__WHAT IS REQUIRED__. Reproduce the material in full, exactly as written.

__LISTED ENTRIES__.
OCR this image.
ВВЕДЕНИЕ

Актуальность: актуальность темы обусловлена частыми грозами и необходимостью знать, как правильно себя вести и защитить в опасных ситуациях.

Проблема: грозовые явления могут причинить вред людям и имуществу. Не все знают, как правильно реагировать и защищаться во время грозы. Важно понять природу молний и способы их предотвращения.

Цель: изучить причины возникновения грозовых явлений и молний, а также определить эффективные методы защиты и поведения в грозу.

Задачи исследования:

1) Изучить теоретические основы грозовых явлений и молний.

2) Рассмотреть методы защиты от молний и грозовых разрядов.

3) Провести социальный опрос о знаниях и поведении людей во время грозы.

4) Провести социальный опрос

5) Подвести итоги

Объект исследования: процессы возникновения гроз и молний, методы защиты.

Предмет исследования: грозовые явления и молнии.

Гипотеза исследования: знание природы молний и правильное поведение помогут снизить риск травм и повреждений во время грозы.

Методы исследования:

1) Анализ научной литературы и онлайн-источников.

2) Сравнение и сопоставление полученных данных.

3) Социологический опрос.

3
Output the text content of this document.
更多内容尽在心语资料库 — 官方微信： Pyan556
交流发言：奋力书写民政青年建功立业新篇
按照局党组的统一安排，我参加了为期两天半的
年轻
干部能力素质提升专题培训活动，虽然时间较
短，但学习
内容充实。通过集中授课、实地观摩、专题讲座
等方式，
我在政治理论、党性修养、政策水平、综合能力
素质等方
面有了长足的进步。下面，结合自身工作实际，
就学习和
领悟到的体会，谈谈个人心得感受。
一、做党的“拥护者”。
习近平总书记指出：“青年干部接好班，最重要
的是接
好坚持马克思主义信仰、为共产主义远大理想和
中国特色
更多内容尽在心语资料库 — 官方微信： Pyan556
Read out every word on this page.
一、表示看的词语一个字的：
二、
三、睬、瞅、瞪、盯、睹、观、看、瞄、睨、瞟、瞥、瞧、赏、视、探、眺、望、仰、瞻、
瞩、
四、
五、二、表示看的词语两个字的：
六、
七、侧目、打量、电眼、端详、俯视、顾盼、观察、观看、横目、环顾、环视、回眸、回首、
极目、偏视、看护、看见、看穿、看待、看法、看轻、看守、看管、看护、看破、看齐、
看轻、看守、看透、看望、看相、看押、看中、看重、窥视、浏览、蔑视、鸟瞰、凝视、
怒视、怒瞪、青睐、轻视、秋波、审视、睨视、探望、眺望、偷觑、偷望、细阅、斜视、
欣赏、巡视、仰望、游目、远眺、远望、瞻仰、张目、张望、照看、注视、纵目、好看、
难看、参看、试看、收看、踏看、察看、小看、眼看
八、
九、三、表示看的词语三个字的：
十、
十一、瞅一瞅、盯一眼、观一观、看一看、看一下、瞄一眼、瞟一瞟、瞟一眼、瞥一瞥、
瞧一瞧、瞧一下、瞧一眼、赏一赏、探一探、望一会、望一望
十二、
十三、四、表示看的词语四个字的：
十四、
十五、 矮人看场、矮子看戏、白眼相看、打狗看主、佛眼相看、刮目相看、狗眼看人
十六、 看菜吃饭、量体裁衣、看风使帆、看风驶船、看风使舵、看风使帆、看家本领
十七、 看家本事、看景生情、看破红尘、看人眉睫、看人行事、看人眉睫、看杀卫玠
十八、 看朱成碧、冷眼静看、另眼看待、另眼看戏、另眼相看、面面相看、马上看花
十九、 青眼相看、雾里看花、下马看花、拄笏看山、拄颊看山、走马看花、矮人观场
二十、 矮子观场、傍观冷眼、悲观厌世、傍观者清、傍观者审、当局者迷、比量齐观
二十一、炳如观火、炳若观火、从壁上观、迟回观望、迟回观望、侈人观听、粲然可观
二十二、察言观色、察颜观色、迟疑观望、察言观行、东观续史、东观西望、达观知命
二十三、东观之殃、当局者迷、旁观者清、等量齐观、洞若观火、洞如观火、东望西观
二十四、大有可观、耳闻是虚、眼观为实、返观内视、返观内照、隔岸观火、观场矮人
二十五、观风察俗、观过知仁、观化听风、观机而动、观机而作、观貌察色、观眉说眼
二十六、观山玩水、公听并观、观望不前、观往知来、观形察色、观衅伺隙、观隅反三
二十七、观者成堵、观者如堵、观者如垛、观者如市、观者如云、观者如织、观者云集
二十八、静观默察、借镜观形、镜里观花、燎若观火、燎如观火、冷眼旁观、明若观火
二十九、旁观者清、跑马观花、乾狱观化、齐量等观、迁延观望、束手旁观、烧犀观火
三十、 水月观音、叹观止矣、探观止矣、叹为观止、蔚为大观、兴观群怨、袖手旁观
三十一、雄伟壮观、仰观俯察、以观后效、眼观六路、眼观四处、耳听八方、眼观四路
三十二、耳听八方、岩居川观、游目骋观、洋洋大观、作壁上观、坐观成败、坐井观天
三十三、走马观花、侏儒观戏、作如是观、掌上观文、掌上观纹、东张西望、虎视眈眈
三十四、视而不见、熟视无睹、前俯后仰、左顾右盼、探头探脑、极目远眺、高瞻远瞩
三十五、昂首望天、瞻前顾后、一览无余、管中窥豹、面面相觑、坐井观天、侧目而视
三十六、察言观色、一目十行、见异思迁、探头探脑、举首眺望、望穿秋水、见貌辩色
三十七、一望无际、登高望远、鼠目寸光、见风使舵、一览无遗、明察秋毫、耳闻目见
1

__FINISHED ANSWER__.
OCR this image.
ВВЕДЕНИЕ

Актуальность: актуальность темы обусловлена частыми грозами и необходимостью знать, как правильно себя вести и защитить в опасных ситуациях.

Проблема: грозовые явления могут причинить вред людям и имуществу. Не все знают, как правильно реагировать и защищаться во время грозы. Важно понять природу молний и способы их предотвращения.

Цель: изучить причины возникновения грозовых явлений и молний, а также определить эффективные методы защиты и поведения в грозу.

Задачи исследования:

1) Изучить теоретические основы грозовых явлений и молний.

2) Рассмотреть методы защиты от молний и грозовых разрядов.

3) Провести социальный опрос о знаниях и поведении людей во время грозы.

4) Провести социальный опрос

5) Подвести итоги

Объект исследования: процессы возникновения гроз и молний, методы защиты.

Предмет исследования: грозовые явления и молнии.

Гипотеза исследования: знание природы молний и правильное поведение помогут снизить риск травм и повреждений во время грозы.

Методы исследования:

1) Анализ научной литературы и онлайн-источников.

2) Сравнение и сопоставление полученных данных.

3) Социологический опрос.

3
Output the text content of this document.
更多内容尽在心语资料库 — 官方微信： Pyan556
交流发言：奋力书写民政青年建功立业新篇
按照局党组的统一安排，我参加了为期两天半的
年轻
干部能力素质提升专题培训活动，虽然时间较
短，但学习
内容充实。通过集中授课、实地观摩、专题讲座
等方式，
我在政治理论、党性修养、政策水平、综合能力
素质等方
面有了长足的进步。下面，结合自身工作实际，
就学习和
领悟到的体会，谈谈个人心得感受。
一、做党的“拥护者”。
习近平总书记指出：“青年干部接好班，最重要
的是接
好坚持马克思主义信仰、为共产主义远大理想和
中国特色
更多内容尽在心语资料库 — 官方微信： Pyan556
Read out every word on this page.
一、表示看的词语一个字的：
二、
三、睬、瞅、瞪、盯、睹、观、看、瞄、睨、瞟、瞥、瞧、赏、视、探、眺、望、仰、瞻、
瞩、
四、
五、二、表示看的词语两个字的：
六、
七、侧目、打量、电眼、端详、俯视、顾盼、观察、观看、横目、环顾、环视、回眸、回首、
极目、偏视、看护、看见、看穿、看待、看法、看轻、看守、看管、看护、看破、看齐、
看轻、看守、看透、看望、看相、看押、看中、看重、窥视、浏览、蔑视、鸟瞰、凝视、
怒视、怒瞪、青睐、轻视、秋波、审视、睨视、探望、眺望、偷觑、偷望、细阅、斜视、
欣赏、巡视、仰望、游目、远眺、远望、瞻仰、张目、张望、照看、注视、纵目、好看、
难看、参看、试看、收看、踏看、察看、小看、眼看
八、
九、三、表示看的词语三个字的：
十、
十一、瞅一瞅、盯一眼、观一观、看一看、看一下、瞄一眼、瞟一瞟、瞟一眼、瞥一瞥、
瞧一瞧、瞧一下、瞧一眼、赏一赏、探一探、望一会、望一望
十二、
十三、四、表示看的词语四个字的：
十四、
十五、 矮人看场、矮子看戏、白眼相看、打狗看主、佛眼相看、刮目相看、狗眼看人
十六、 看菜吃饭、量体裁衣、看风使帆、看风驶船、看风使舵、看风使帆、看家本领
十七、 看家本事、看景生情、看破红尘、看人眉睫、看人行事、看人眉睫、看杀卫玠
十八、 看朱成碧、冷眼静看、另眼看待、另眼看戏、另眼相看、面面相看、马上看花
十九、 青眼相看、雾里看花、下马看花、拄笏看山、拄颊看山、走马看花、矮人观场
二十、 矮子观场、傍观冷眼、悲观厌世、傍观者清、傍观者审、当局者迷、比量齐观
二十一、炳如观火、炳若观火、从壁上观、迟回观望、迟回观望、侈人观听、粲然可观
二十二、察言观色、察颜观色、迟疑观望、察言观行、东观续史、东观西望、达观知命
二十三、东观之殃、当局者迷、旁观者清、等量齐观、洞若观火、洞如观火、东望西观
二十四、大有可观、耳闻是虚、眼观为实、返观内视、返观内照、隔岸观火、观场矮人
二十五、观风察俗、观过知仁、观化听风、观机而动、观机而作、观貌察色、观眉说眼
二十六、观山玩水、公听并观、观望不前、观往知来、观形察色、观衅伺隙、观隅反三
二十七、观者成堵、观者如堵、观者如垛、观者如市、观者如云、观者如织、观者云集
二十八、静观默察、借镜观形、镜里观花、燎若观火、燎如观火、冷眼旁观、明若观火
二十九、旁观者清、跑马观花、乾狱观化、齐量等观、迁延观望、束手旁观、烧犀观火
三十、 水月观音、叹观止矣、探观止矣、叹为观止、蔚为大观、兴观群怨、袖手旁观
三十一、雄伟壮观、仰观俯察、以观后效、眼观六路、眼观四处、耳听八方、眼观四路
三十二、耳听八方、岩居川观、游目骋观、洋洋大观、作壁上观、坐观成败、坐井观天
三十三、走马观花、侏儒观戏、作如是观、掌上观文、掌上观纹、东张西望、虎视眈眈
三十四、视而不见、熟视无睹、前俯后仰、左顾右盼、探头探脑、极目远眺、高瞻远瞩
三十五、昂首望天、瞻前顾后、一览无余、管中窥豹、面面相觑、坐井观天、侧目而视
三十六、察言观色、一目十行、见异思迁、探头探脑、举首眺望、望穿秋水、见貌辩色
三十七、一望无际、登高望远、鼠目寸光、见风使舵、一览无遗、明察秋毫、耳闻目见
1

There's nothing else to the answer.